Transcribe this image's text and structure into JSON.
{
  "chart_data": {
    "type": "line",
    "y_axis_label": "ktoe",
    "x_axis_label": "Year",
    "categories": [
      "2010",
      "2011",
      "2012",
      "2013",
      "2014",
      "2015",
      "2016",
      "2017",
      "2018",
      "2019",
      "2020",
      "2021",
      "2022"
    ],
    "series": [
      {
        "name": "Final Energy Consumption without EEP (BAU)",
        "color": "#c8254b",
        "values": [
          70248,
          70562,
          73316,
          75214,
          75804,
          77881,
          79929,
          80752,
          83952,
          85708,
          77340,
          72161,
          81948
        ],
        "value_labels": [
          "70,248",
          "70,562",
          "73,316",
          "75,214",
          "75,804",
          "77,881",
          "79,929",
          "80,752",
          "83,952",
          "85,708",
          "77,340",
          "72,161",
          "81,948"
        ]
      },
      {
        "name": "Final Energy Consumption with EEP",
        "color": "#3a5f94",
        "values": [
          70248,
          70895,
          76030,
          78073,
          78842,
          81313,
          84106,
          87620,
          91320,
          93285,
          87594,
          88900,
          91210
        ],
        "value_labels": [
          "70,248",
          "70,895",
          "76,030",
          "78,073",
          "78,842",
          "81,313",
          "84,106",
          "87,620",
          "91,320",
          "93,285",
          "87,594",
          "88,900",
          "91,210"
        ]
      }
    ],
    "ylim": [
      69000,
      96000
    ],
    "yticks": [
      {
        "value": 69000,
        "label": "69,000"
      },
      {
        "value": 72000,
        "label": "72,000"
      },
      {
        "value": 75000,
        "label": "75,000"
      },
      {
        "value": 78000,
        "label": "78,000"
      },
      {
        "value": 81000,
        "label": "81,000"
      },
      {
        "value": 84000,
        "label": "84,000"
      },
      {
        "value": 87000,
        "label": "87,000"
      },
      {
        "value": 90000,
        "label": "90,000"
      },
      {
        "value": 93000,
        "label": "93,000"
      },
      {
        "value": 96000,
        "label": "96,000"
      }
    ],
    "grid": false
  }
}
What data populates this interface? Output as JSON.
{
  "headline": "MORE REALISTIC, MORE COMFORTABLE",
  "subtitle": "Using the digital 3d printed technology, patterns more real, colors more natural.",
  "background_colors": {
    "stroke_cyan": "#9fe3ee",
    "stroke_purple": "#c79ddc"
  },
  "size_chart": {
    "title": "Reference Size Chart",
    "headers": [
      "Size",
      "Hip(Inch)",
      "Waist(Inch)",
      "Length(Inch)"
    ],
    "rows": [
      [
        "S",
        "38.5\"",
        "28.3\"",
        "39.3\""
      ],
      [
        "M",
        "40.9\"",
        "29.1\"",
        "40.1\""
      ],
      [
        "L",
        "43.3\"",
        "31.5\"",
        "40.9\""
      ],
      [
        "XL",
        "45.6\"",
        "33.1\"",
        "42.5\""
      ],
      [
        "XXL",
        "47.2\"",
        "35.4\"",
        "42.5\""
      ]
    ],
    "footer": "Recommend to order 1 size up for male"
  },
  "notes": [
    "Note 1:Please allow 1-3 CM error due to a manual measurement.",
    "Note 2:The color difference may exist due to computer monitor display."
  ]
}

□ □ □ □

# [Exercise objective]
Across the material above, how many lines include the string "JSON"? Only the number is wanted.

# [Exercise answer]
2